> PROBLEM TO SOLVE
Output every entry exactly as written, but omit the pictures.

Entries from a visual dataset
================

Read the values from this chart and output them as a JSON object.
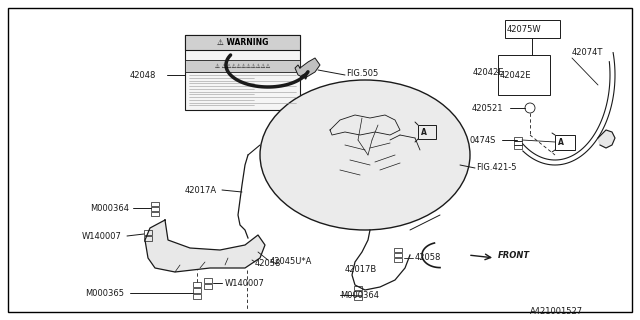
{
  "background_color": "#ffffff",
  "border_color": "#000000",
  "fig_width": 6.4,
  "fig_height": 3.2,
  "dpi": 100,
  "diagram_id": "A421001527",
  "line_color": "#1a1a1a",
  "text_color": "#1a1a1a",
  "font_size": 6.0,
  "small_font_size": 5.5,
  "border": [
    0.012,
    0.025,
    0.976,
    0.95
  ]
}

================

> WRITTEN ANSWER
Read the values from this chart and output them as a JSON object.
{
  "background_color": "#ffffff",
  "border_color": "#000000",
  "fig_width": 6.4,
  "fig_height": 3.2,
  "dpi": 100,
  "diagram_id": "A421001527",
  "line_color": "#1a1a1a",
  "text_color": "#1a1a1a",
  "font_size": 6.0,
  "small_font_size": 5.5,
  "border": [
    0.012,
    0.025,
    0.976,
    0.95
  ]
}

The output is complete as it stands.